- [Task inputs]:

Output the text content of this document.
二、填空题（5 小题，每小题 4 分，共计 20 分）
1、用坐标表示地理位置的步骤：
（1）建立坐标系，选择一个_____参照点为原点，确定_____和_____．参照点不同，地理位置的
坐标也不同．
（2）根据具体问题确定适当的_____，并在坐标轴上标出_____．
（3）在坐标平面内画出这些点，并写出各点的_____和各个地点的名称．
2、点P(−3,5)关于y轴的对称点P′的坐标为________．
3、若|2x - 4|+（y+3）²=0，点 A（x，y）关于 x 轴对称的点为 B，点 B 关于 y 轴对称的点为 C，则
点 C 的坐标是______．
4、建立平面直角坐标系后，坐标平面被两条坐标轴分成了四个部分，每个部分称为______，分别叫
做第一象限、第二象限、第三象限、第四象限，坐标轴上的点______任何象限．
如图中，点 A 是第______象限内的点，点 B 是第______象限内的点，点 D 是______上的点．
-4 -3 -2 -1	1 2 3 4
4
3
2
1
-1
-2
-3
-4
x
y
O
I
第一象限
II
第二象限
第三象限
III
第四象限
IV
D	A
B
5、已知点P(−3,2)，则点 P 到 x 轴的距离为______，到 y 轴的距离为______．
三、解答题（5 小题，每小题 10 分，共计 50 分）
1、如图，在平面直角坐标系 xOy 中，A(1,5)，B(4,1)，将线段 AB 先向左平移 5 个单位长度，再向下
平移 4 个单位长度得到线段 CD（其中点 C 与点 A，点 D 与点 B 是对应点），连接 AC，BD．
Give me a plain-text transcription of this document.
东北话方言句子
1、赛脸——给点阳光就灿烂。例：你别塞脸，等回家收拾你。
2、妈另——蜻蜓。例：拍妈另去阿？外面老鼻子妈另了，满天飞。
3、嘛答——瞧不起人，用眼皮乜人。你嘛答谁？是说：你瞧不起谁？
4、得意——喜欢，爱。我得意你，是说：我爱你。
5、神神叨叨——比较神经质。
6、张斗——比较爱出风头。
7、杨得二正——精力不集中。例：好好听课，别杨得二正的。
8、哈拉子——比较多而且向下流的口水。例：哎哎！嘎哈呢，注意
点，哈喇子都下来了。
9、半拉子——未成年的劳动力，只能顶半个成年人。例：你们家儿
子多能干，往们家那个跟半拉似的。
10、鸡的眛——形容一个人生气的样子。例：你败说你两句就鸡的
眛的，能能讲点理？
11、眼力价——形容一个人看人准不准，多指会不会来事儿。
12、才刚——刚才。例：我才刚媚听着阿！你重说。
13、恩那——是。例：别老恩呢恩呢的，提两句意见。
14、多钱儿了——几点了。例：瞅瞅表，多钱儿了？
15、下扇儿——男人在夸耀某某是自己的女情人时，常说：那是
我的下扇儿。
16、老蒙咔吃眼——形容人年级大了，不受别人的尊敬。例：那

- [Aim]: Copy out every line from the material above in which the word "document" appears.

- [Result below]:
Output the text content of this document.
Give me a plain-text transcription of this document.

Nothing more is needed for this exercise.